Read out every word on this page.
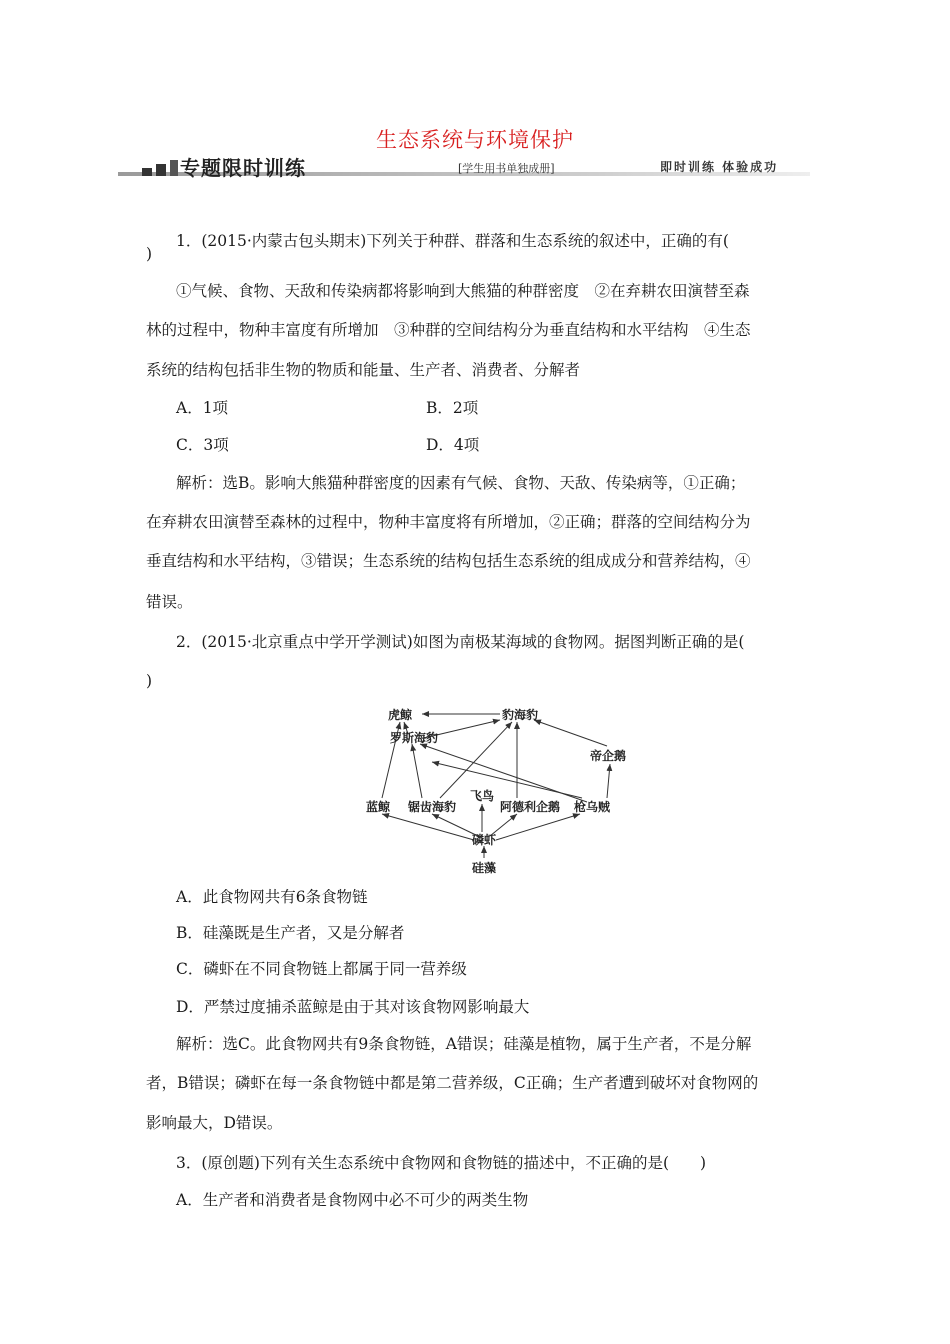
生态系统与环境保护
专题限时训练	[学生用书单独成册]	即时训练 体验成功
1．(2015·内蒙古包头期末)下列关于种群、群落和生态系统的叙述中，正确的有(
)
①气候、食物、天敌和传染病都将影响到大熊猫的种群密度　②在弃耕农田演替至森
林的过程中，物种丰富度有所增加　③种群的空间结构分为垂直结构和水平结构　④生态
系统的结构包括非生物的物质和能量、生产者、消费者、分解者
A．1项	B．2项
C．3项	D．4项
解析：选B。影响大熊猫种群密度的因素有气候、食物、天敌、传染病等，①正确；
在弃耕农田演替至森林的过程中，物种丰富度将有所增加，②正确；群落的空间结构分为
垂直结构和水平结构，③错误；生态系统的结构包括生态系统的组成成分和营养结构，④
错误。
2．(2015·北京重点中学开学测试)如图为南极某海域的食物网。据图判断正确的是(
)
虎鲸	豹海豹
罗斯海豹
帝企鹅
飞鸟
蓝鲸 锯齿海豹	阿德利企鹅 枪乌贼
磷虾
硅藻
A．此食物网共有6条食物链
B．硅藻既是生产者，又是分解者
C．磷虾在不同食物链上都属于同一营养级
D．严禁过度捕杀蓝鲸是由于其对该食物网影响最大
解析：选C。此食物网共有9条食物链，A错误；硅藻是植物，属于生产者，不是分解
者，B错误；磷虾在每一条食物链中都是第二营养级，C正确；生产者遭到破坏对食物网的
影响最大，D错误。
3．(原创题)下列有关生态系统中食物网和食物链的描述中，不正确的是(　　)
A．生产者和消费者是食物网中必不可少的两类生物
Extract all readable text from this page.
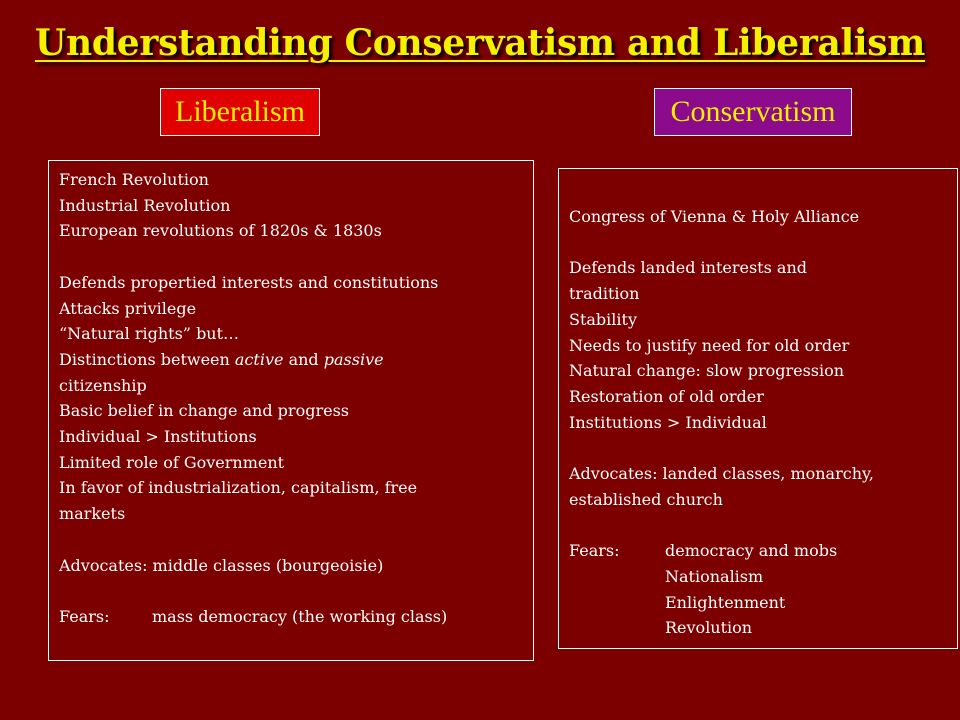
Understanding Conservatism and Liberalism
Liberalism	Conservatism
French Revolution
Industrial Revolution
European revolutions of 1820s & 1830s
Defends propertied interests and constitutions
Attacks privilege
“Natural rights” but…
Distinctions between active and passive
citizenship
Basic belief in change and progress
Individual > Institutions
Limited role of Government
In favor of industrialization, capitalism, free
markets
Advocates: middle classes (bourgeoisie)
Fears:	mass democracy (the working class)
Congress of Vienna & Holy Alliance
Defends landed interests and
tradition
Stability
Needs to justify need for old order
Natural change: slow progression
Restoration of old order
Institutions > Individual
Advocates: landed classes, monarchy,
established church
Fears:	democracy and mobs
Nationalism
Enlightenment
Revolution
-=-=-
Set task:
Select every line where the word "Defends" occurs.

Problem solution:
Defends propertied interests and constitutions
Defends landed interests and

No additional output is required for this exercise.